List each line in which the string "this" appears.
--- START ---
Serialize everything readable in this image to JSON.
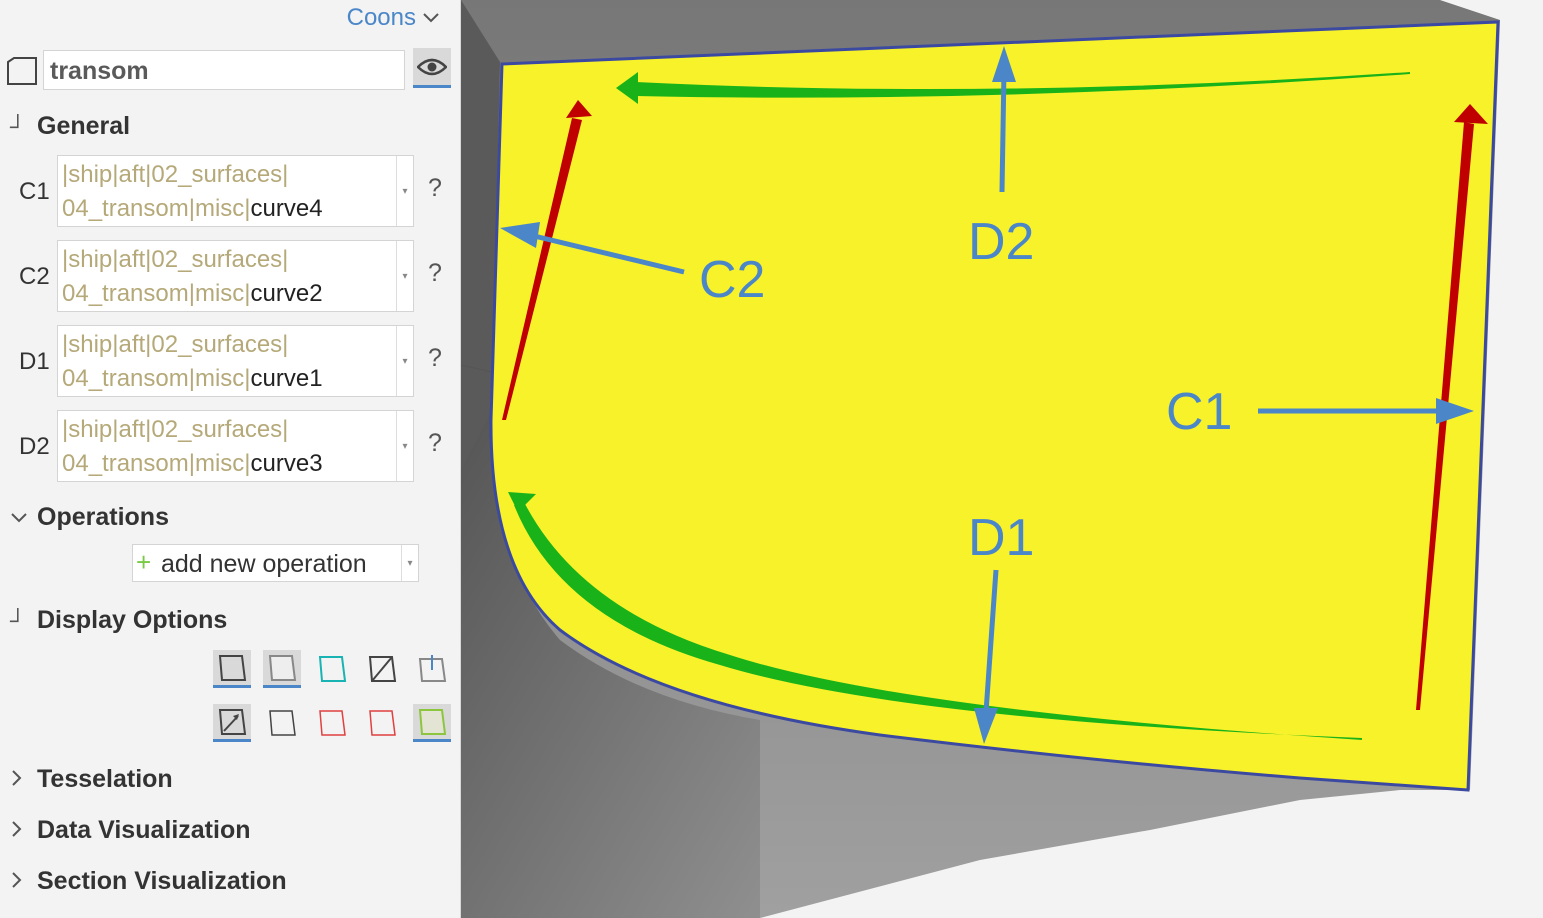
{
  "panel": {
    "type_selector": "Coons",
    "name": "transom",
    "sections": {
      "general": "General",
      "operations": "Operations",
      "display_options": "Display Options",
      "tesselation": "Tesselation",
      "data_visualization": "Data Visualization",
      "section_visualization": "Section Visualization"
    },
    "curves": [
      {
        "label": "C1",
        "path": "|ship|aft|02_surfaces|",
        "path2": "04_transom|misc|",
        "name": "curve4"
      },
      {
        "label": "C2",
        "path": "|ship|aft|02_surfaces|",
        "path2": "04_transom|misc|",
        "name": "curve2"
      },
      {
        "label": "D1",
        "path": "|ship|aft|02_surfaces|",
        "path2": "04_transom|misc|",
        "name": "curve1"
      },
      {
        "label": "D2",
        "path": "|ship|aft|02_surfaces|",
        "path2": "04_transom|misc|",
        "name": "curve3"
      }
    ],
    "help": "?",
    "add_operation": "add new operation"
  },
  "viewport": {
    "annotations": {
      "c1": "C1",
      "c2": "C2",
      "d1": "D1",
      "d2": "D2"
    },
    "colors": {
      "surface": "#f8f22a",
      "u_arrow": "#c00000",
      "v_arrow": "#19b319",
      "annotation": "#4a86c8"
    }
  }
}
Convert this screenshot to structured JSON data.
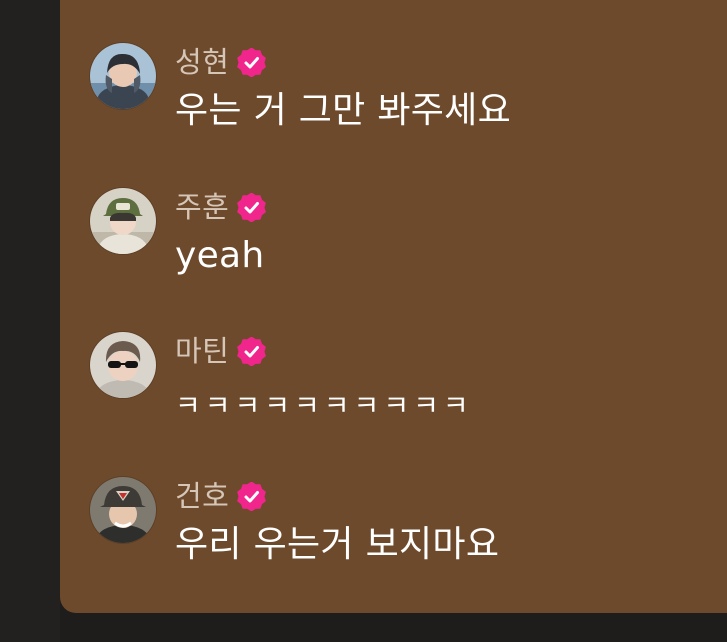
{
  "theme": {
    "panel_bg": "#6e4a2c",
    "verified_color": "#f0268c"
  },
  "messages": [
    {
      "name": "성현",
      "text": "우는 거 그만 봐주세요",
      "avatar_icon": "user-avatar-icon",
      "verified_icon": "verified-badge-icon"
    },
    {
      "name": "주훈",
      "text": "yeah",
      "avatar_icon": "user-avatar-icon",
      "verified_icon": "verified-badge-icon"
    },
    {
      "name": "마틴",
      "text": "ㅋㅋㅋㅋㅋㅋㅋㅋㅋㅋ",
      "avatar_icon": "user-avatar-icon",
      "verified_icon": "verified-badge-icon"
    },
    {
      "name": "건호",
      "text": "우리 우는거 보지마요",
      "avatar_icon": "user-avatar-icon",
      "verified_icon": "verified-badge-icon"
    }
  ]
}
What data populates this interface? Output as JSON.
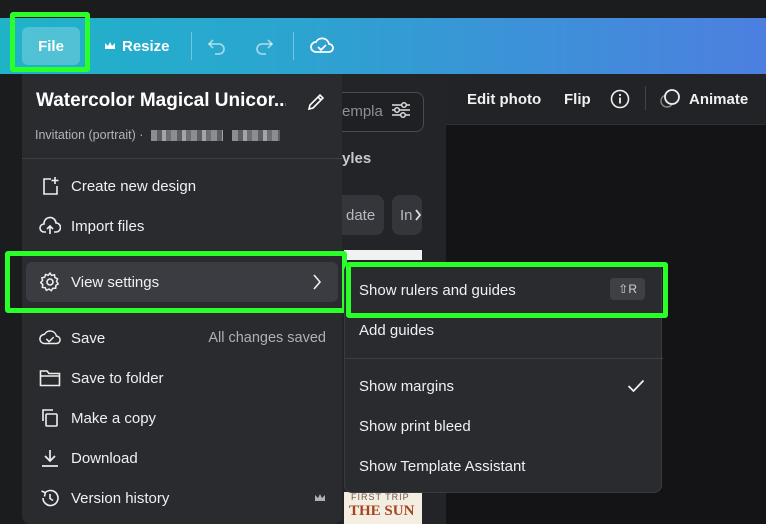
{
  "topbar": {
    "file_label": "File",
    "resize_label": "Resize"
  },
  "editor": {
    "edit_photo": "Edit photo",
    "flip": "Flip",
    "animate": "Animate"
  },
  "side_panel": {
    "search_placeholder": "empla",
    "styles_label": "yles",
    "chip_date": "date",
    "chip_in": "In",
    "thumb_small": "FIRST TRIP",
    "thumb_big": "THE SUN"
  },
  "file_menu": {
    "title": "Watercolor Magical Unicor...",
    "subtitle": "Invitation (portrait) ·",
    "items": [
      {
        "label": "Create new design",
        "icon": "create-design-icon"
      },
      {
        "label": "Import files",
        "icon": "upload-cloud-icon"
      },
      {
        "label": "View settings",
        "icon": "gear-icon"
      },
      {
        "label": "Save",
        "icon": "cloud-check-icon",
        "status": "All changes saved"
      },
      {
        "label": "Save to folder",
        "icon": "folder-icon"
      },
      {
        "label": "Make a copy",
        "icon": "copy-icon"
      },
      {
        "label": "Download",
        "icon": "download-icon"
      },
      {
        "label": "Version history",
        "icon": "history-icon"
      }
    ]
  },
  "view_submenu": {
    "items": [
      {
        "label": "Show rulers and guides",
        "shortcut": "⇧R"
      },
      {
        "label": "Add guides"
      },
      {
        "label": "Show margins",
        "checked": true
      },
      {
        "label": "Show print bleed"
      },
      {
        "label": "Show Template Assistant"
      }
    ]
  },
  "colors": {
    "highlight": "#2aff2a",
    "topbar_start": "#1fb3c8",
    "topbar_end": "#4d7fe0",
    "menu_bg": "#2a2b2f"
  }
}
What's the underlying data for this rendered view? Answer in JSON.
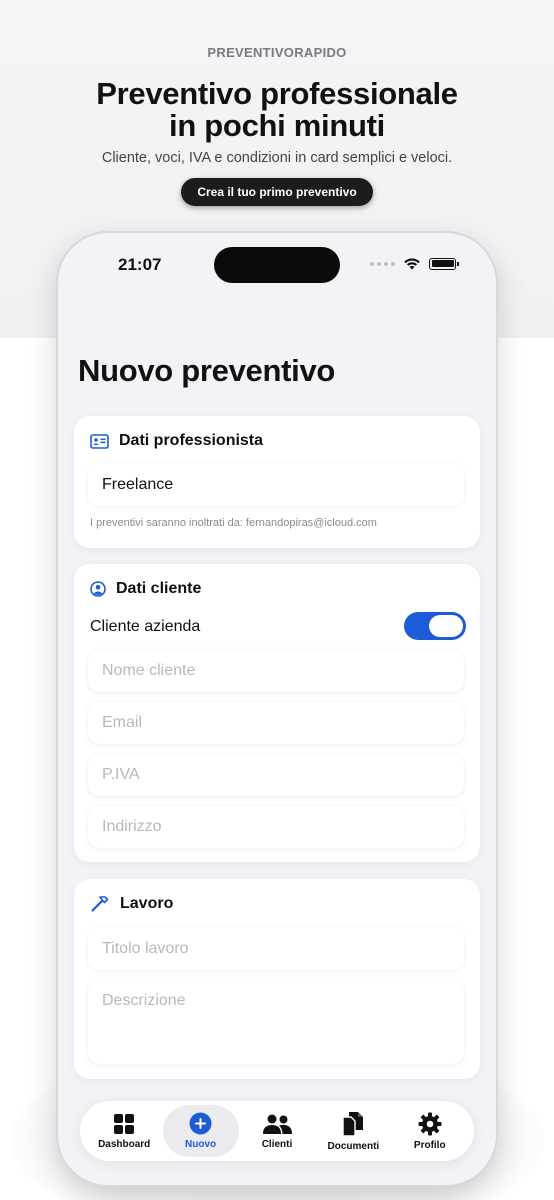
{
  "promo": {
    "brand": "PREVENTIVORAPIDO",
    "headline_line1": "Preventivo professionale",
    "headline_line2": "in pochi minuti",
    "subtitle": "Cliente, voci, IVA e condizioni in card semplici e veloci.",
    "cta_label": "Crea il tuo primo preventivo"
  },
  "status_bar": {
    "time": "21:07"
  },
  "screen": {
    "title": "Nuovo preventivo"
  },
  "professional_card": {
    "title": "Dati professionista",
    "icon": "id-card-icon",
    "name_value": "Freelance",
    "hint": "I preventivi saranno inoltrati da: fernandopiras@icloud.com"
  },
  "client_card": {
    "title": "Dati cliente",
    "icon": "person-circle-icon",
    "company_toggle_label": "Cliente azienda",
    "company_toggle_on": true,
    "name_placeholder": "Nome cliente",
    "email_placeholder": "Email",
    "vat_placeholder": "P.IVA",
    "address_placeholder": "Indirizzo"
  },
  "work_card": {
    "title": "Lavoro",
    "icon": "hammer-icon",
    "title_placeholder": "Titolo lavoro",
    "description_placeholder": "Descrizione"
  },
  "tabbar": {
    "items": [
      {
        "label": "Dashboard",
        "icon": "grid-icon"
      },
      {
        "label": "Nuovo",
        "icon": "plus-circle-icon",
        "active": true
      },
      {
        "label": "Clienti",
        "icon": "people-icon"
      },
      {
        "label": "Documenti",
        "icon": "documents-icon"
      },
      {
        "label": "Profilo",
        "icon": "gear-icon"
      }
    ]
  },
  "colors": {
    "accent": "#1e5bd6",
    "dark_button": "#1c1c1e",
    "screen_background": "#f2f2f7"
  }
}
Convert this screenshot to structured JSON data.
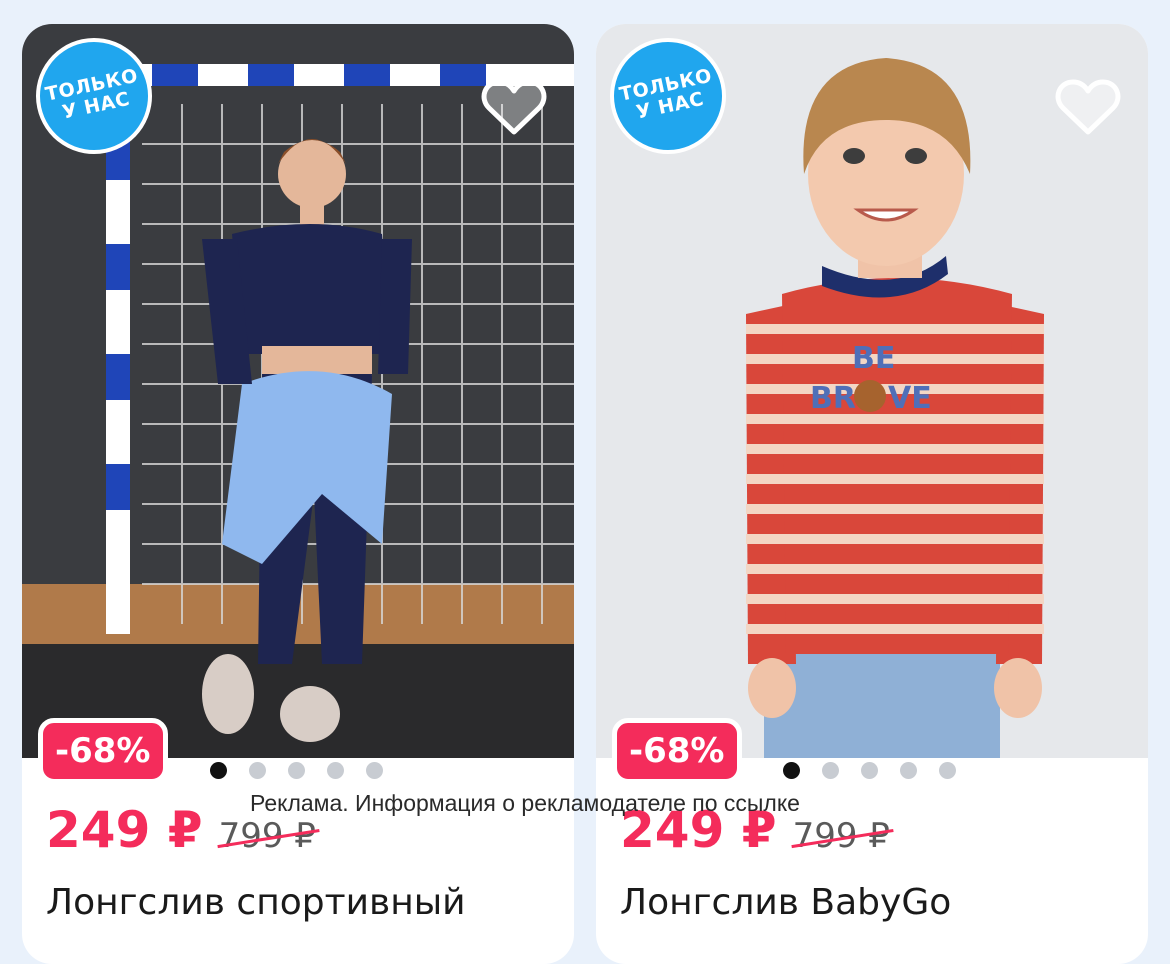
{
  "ad_note": "Реклама. Информация о рекламодателе по ссылке",
  "colors": {
    "background": "#e9f1fb",
    "exclusive_badge": "#20a6ee",
    "discount_badge": "#f42c5b",
    "price": "#f42c5b"
  },
  "products": [
    {
      "badge": "ТОЛЬКО\nУ НАС",
      "favorite_icon": "heart-outline-icon",
      "discount": "-68%",
      "price": "249 ₽",
      "old_price": "799 ₽",
      "title": "Лонгслив спортивный",
      "gallery_dots": 5,
      "active_dot": 0
    },
    {
      "badge": "ТОЛЬКО\nУ НАС",
      "favorite_icon": "heart-outline-icon",
      "discount": "-68%",
      "price": "249 ₽",
      "old_price": "799 ₽",
      "title": "Лонгслив BabyGo",
      "print_text": "BE BRAVE",
      "gallery_dots": 5,
      "active_dot": 0
    }
  ]
}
--- END ---
• [Answer to the problem]
Serialize everything readable in this image to JSON.
Convert this screenshot to structured JSON data.
What data populates this interface? Output as JSON.
What's the underlying data for this rendered view? Answer in JSON.
Convert this screenshot to structured JSON data.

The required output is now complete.